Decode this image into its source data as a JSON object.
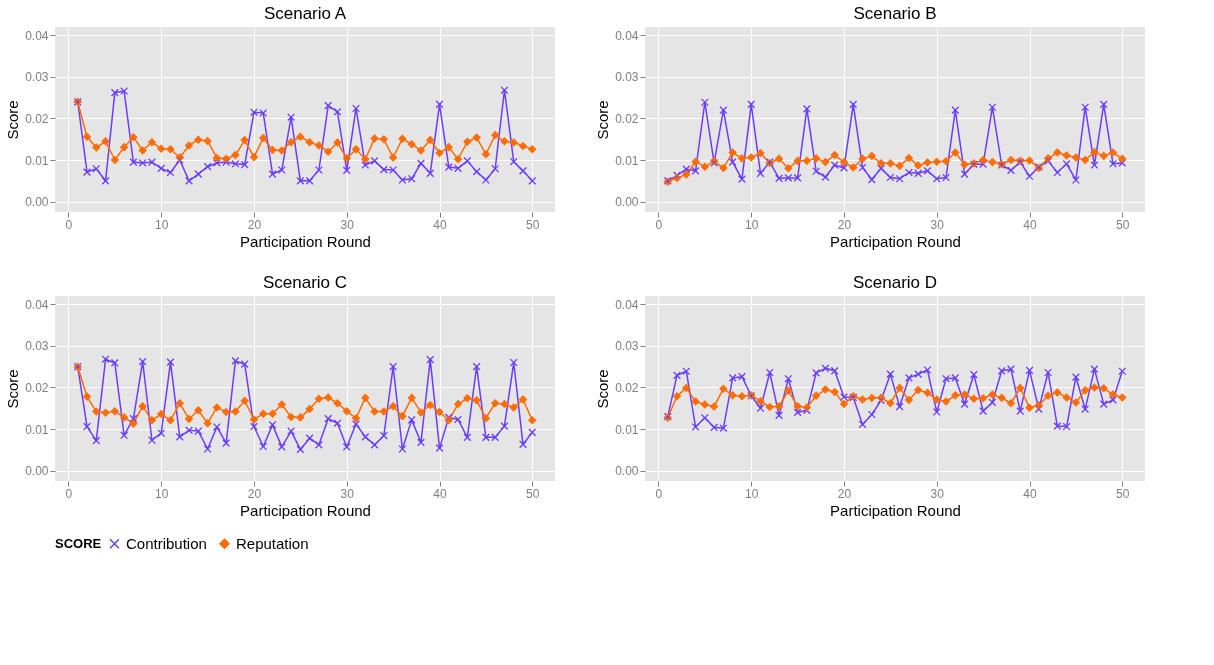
{
  "chart_data": [
    {
      "type": "line",
      "title": "Scenario A",
      "xlabel": "Participation Round",
      "ylabel": "Score",
      "legend_title": "SCORE",
      "legend": "bottom",
      "grid": true,
      "x": [
        1,
        2,
        3,
        4,
        5,
        6,
        7,
        8,
        9,
        10,
        11,
        12,
        13,
        14,
        15,
        16,
        17,
        18,
        19,
        20,
        21,
        22,
        23,
        24,
        25,
        26,
        27,
        28,
        29,
        30,
        31,
        32,
        33,
        34,
        35,
        36,
        37,
        38,
        39,
        40,
        41,
        42,
        43,
        44,
        45,
        46,
        47,
        48,
        49,
        50
      ],
      "xlim": [
        -1.45,
        52.45
      ],
      "xticks": [
        0,
        10,
        20,
        30,
        40,
        50
      ],
      "ylim": [
        -0.0025,
        0.042
      ],
      "yticks": [
        {
          "value": 0,
          "label": "0.00"
        },
        {
          "value": 0.01,
          "label": "0.01"
        },
        {
          "value": 0.02,
          "label": "0.02"
        },
        {
          "value": 0.03,
          "label": "0.03"
        },
        {
          "value": 0.04,
          "label": "0.04"
        }
      ],
      "series": [
        {
          "name": "Contribution",
          "color": "#6a3dff",
          "marker": "cross",
          "values": [
            0.024,
            0.0071,
            0.0079,
            0.005,
            0.0262,
            0.0266,
            0.0095,
            0.0093,
            0.0095,
            0.008,
            0.007,
            0.01,
            0.005,
            0.0066,
            0.0084,
            0.0093,
            0.0095,
            0.0091,
            0.0089,
            0.0215,
            0.0213,
            0.0066,
            0.0076,
            0.0203,
            0.005,
            0.005,
            0.0076,
            0.0231,
            0.0216,
            0.0075,
            0.0224,
            0.0088,
            0.0098,
            0.0077,
            0.0076,
            0.0052,
            0.0055,
            0.0092,
            0.0068,
            0.0234,
            0.0083,
            0.008,
            0.0098,
            0.0072,
            0.0052,
            0.0079,
            0.0268,
            0.0096,
            0.0074,
            0.005
          ]
        },
        {
          "name": "Reputation",
          "color": "#ff6a00",
          "marker": "diamond",
          "values": [
            0.024,
            0.0156,
            0.013,
            0.0145,
            0.01,
            0.0131,
            0.0155,
            0.0123,
            0.0143,
            0.0127,
            0.0126,
            0.0106,
            0.0135,
            0.0149,
            0.0146,
            0.0105,
            0.0103,
            0.0112,
            0.0148,
            0.0107,
            0.0153,
            0.0124,
            0.0123,
            0.0143,
            0.0156,
            0.0143,
            0.0135,
            0.012,
            0.0142,
            0.0104,
            0.0126,
            0.0102,
            0.0152,
            0.015,
            0.0106,
            0.0151,
            0.0138,
            0.0123,
            0.0148,
            0.0117,
            0.0131,
            0.0102,
            0.0144,
            0.0154,
            0.0114,
            0.016,
            0.0145,
            0.0142,
            0.0134,
            0.0126
          ]
        }
      ]
    },
    {
      "type": "line",
      "title": "Scenario B",
      "xlabel": "Participation Round",
      "ylabel": "Score",
      "grid": true,
      "x": [
        1,
        2,
        3,
        4,
        5,
        6,
        7,
        8,
        9,
        10,
        11,
        12,
        13,
        14,
        15,
        16,
        17,
        18,
        19,
        20,
        21,
        22,
        23,
        24,
        25,
        26,
        27,
        28,
        29,
        30,
        31,
        32,
        33,
        34,
        35,
        36,
        37,
        38,
        39,
        40,
        41,
        42,
        43,
        44,
        45,
        46,
        47,
        48,
        49,
        50
      ],
      "xlim": [
        -1.45,
        52.45
      ],
      "xticks": [
        0,
        10,
        20,
        30,
        40,
        50
      ],
      "ylim": [
        -0.0025,
        0.042
      ],
      "yticks": [
        {
          "value": 0,
          "label": "0.00"
        },
        {
          "value": 0.01,
          "label": "0.01"
        },
        {
          "value": 0.02,
          "label": "0.02"
        },
        {
          "value": 0.03,
          "label": "0.03"
        },
        {
          "value": 0.04,
          "label": "0.04"
        }
      ],
      "series": [
        {
          "name": "Contribution",
          "color": "#6a3dff",
          "marker": "cross",
          "values": [
            0.005,
            0.0063,
            0.0078,
            0.0074,
            0.0239,
            0.0093,
            0.022,
            0.0095,
            0.0054,
            0.0234,
            0.0068,
            0.0095,
            0.0056,
            0.0057,
            0.0057,
            0.0223,
            0.0073,
            0.0059,
            0.0088,
            0.0081,
            0.0234,
            0.0082,
            0.0053,
            0.008,
            0.0058,
            0.0055,
            0.007,
            0.0068,
            0.0074,
            0.0055,
            0.0058,
            0.022,
            0.0066,
            0.009,
            0.009,
            0.0227,
            0.0088,
            0.0075,
            0.0095,
            0.0061,
            0.0083,
            0.0098,
            0.007,
            0.0091,
            0.0052,
            0.0227,
            0.0088,
            0.0234,
            0.0091,
            0.0093
          ]
        },
        {
          "name": "Reputation",
          "color": "#ff6a00",
          "marker": "diamond",
          "values": [
            0.0048,
            0.0057,
            0.0065,
            0.0096,
            0.0084,
            0.0097,
            0.0081,
            0.0118,
            0.0104,
            0.0106,
            0.0117,
            0.0093,
            0.0103,
            0.008,
            0.0098,
            0.0098,
            0.0104,
            0.0095,
            0.0112,
            0.0095,
            0.0082,
            0.0103,
            0.011,
            0.0092,
            0.0092,
            0.0086,
            0.0105,
            0.0087,
            0.0094,
            0.0096,
            0.0097,
            0.0118,
            0.0089,
            0.0092,
            0.01,
            0.0095,
            0.009,
            0.01,
            0.0098,
            0.0099,
            0.0081,
            0.0104,
            0.0118,
            0.0111,
            0.0106,
            0.01,
            0.0119,
            0.011,
            0.0118,
            0.0103
          ]
        }
      ]
    },
    {
      "type": "line",
      "title": "Scenario C",
      "xlabel": "Participation Round",
      "ylabel": "Score",
      "grid": true,
      "x": [
        1,
        2,
        3,
        4,
        5,
        6,
        7,
        8,
        9,
        10,
        11,
        12,
        13,
        14,
        15,
        16,
        17,
        18,
        19,
        20,
        21,
        22,
        23,
        24,
        25,
        26,
        27,
        28,
        29,
        30,
        31,
        32,
        33,
        34,
        35,
        36,
        37,
        38,
        39,
        40,
        41,
        42,
        43,
        44,
        45,
        46,
        47,
        48,
        49,
        50
      ],
      "xlim": [
        -1.45,
        52.45
      ],
      "xticks": [
        0,
        10,
        20,
        30,
        40,
        50
      ],
      "ylim": [
        -0.0025,
        0.042
      ],
      "yticks": [
        {
          "value": 0,
          "label": "0.00"
        },
        {
          "value": 0.01,
          "label": "0.01"
        },
        {
          "value": 0.02,
          "label": "0.02"
        },
        {
          "value": 0.03,
          "label": "0.03"
        },
        {
          "value": 0.04,
          "label": "0.04"
        }
      ],
      "series": [
        {
          "name": "Contribution",
          "color": "#6a3dff",
          "marker": "cross",
          "values": [
            0.025,
            0.0106,
            0.0072,
            0.0268,
            0.0259,
            0.0085,
            0.0125,
            0.0262,
            0.0073,
            0.009,
            0.0261,
            0.0081,
            0.0097,
            0.0095,
            0.0052,
            0.0105,
            0.0066,
            0.0264,
            0.0256,
            0.0106,
            0.0058,
            0.011,
            0.0057,
            0.0095,
            0.0051,
            0.0078,
            0.0062,
            0.0125,
            0.0114,
            0.0057,
            0.0112,
            0.0081,
            0.0062,
            0.0084,
            0.025,
            0.0052,
            0.0122,
            0.0068,
            0.0267,
            0.0054,
            0.0128,
            0.0123,
            0.008,
            0.025,
            0.008,
            0.008,
            0.0107,
            0.026,
            0.0063,
            0.0092
          ]
        },
        {
          "name": "Reputation",
          "color": "#ff6a00",
          "marker": "diamond",
          "values": [
            0.025,
            0.0178,
            0.0142,
            0.0139,
            0.0143,
            0.0128,
            0.0113,
            0.0155,
            0.0121,
            0.0136,
            0.0121,
            0.0162,
            0.0124,
            0.0145,
            0.0114,
            0.0152,
            0.0141,
            0.0142,
            0.0168,
            0.0123,
            0.0137,
            0.0137,
            0.0159,
            0.0129,
            0.0128,
            0.0148,
            0.0173,
            0.0176,
            0.0162,
            0.0143,
            0.0126,
            0.0175,
            0.0142,
            0.0142,
            0.0155,
            0.0131,
            0.0175,
            0.014,
            0.0158,
            0.0141,
            0.0121,
            0.016,
            0.0174,
            0.0169,
            0.0126,
            0.0162,
            0.016,
            0.0152,
            0.0171,
            0.0121
          ]
        }
      ]
    },
    {
      "type": "line",
      "title": "Scenario D",
      "xlabel": "Participation Round",
      "ylabel": "Score",
      "grid": true,
      "x": [
        1,
        2,
        3,
        4,
        5,
        6,
        7,
        8,
        9,
        10,
        11,
        12,
        13,
        14,
        15,
        16,
        17,
        18,
        19,
        20,
        21,
        22,
        23,
        24,
        25,
        26,
        27,
        28,
        29,
        30,
        31,
        32,
        33,
        34,
        35,
        36,
        37,
        38,
        39,
        40,
        41,
        42,
        43,
        44,
        45,
        46,
        47,
        48,
        49,
        50
      ],
      "xlim": [
        -1.45,
        52.45
      ],
      "xticks": [
        0,
        10,
        20,
        30,
        40,
        50
      ],
      "ylim": [
        -0.0025,
        0.042
      ],
      "yticks": [
        {
          "value": 0,
          "label": "0.00"
        },
        {
          "value": 0.01,
          "label": "0.01"
        },
        {
          "value": 0.02,
          "label": "0.02"
        },
        {
          "value": 0.03,
          "label": "0.03"
        },
        {
          "value": 0.04,
          "label": "0.04"
        }
      ],
      "series": [
        {
          "name": "Contribution",
          "color": "#6a3dff",
          "marker": "cross",
          "values": [
            0.013,
            0.0229,
            0.0239,
            0.0105,
            0.0127,
            0.0104,
            0.0102,
            0.0223,
            0.0226,
            0.018,
            0.015,
            0.0236,
            0.0133,
            0.0221,
            0.014,
            0.0145,
            0.0235,
            0.0246,
            0.024,
            0.0177,
            0.0176,
            0.0111,
            0.0135,
            0.0169,
            0.0232,
            0.0154,
            0.0223,
            0.0232,
            0.0242,
            0.0141,
            0.0221,
            0.0223,
            0.016,
            0.0231,
            0.0143,
            0.0164,
            0.024,
            0.0244,
            0.0143,
            0.0241,
            0.0148,
            0.0236,
            0.0107,
            0.0106,
            0.0225,
            0.0148,
            0.0244,
            0.016,
            0.017,
            0.0239
          ]
        },
        {
          "name": "Reputation",
          "color": "#ff6a00",
          "marker": "diamond",
          "values": [
            0.0127,
            0.0179,
            0.0199,
            0.0166,
            0.0159,
            0.0154,
            0.0197,
            0.0181,
            0.0179,
            0.0181,
            0.0167,
            0.0153,
            0.0155,
            0.0192,
            0.0155,
            0.0152,
            0.018,
            0.0195,
            0.0189,
            0.016,
            0.0179,
            0.0171,
            0.0175,
            0.0175,
            0.0162,
            0.0199,
            0.017,
            0.0194,
            0.0187,
            0.0171,
            0.0166,
            0.0181,
            0.0183,
            0.0173,
            0.0174,
            0.0183,
            0.0175,
            0.0162,
            0.0199,
            0.0151,
            0.0157,
            0.018,
            0.0188,
            0.0176,
            0.0164,
            0.0193,
            0.02,
            0.0198,
            0.0183,
            0.0176
          ]
        }
      ]
    }
  ]
}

======

REQUIRED TASK: Look over the records above and copy each line that includes the string "Scenario".

EXERCISE ANSWER:
      "title": "Scenario A",
      "title": "Scenario B",
      "title": "Scenario C",
      "title": "Scenario D",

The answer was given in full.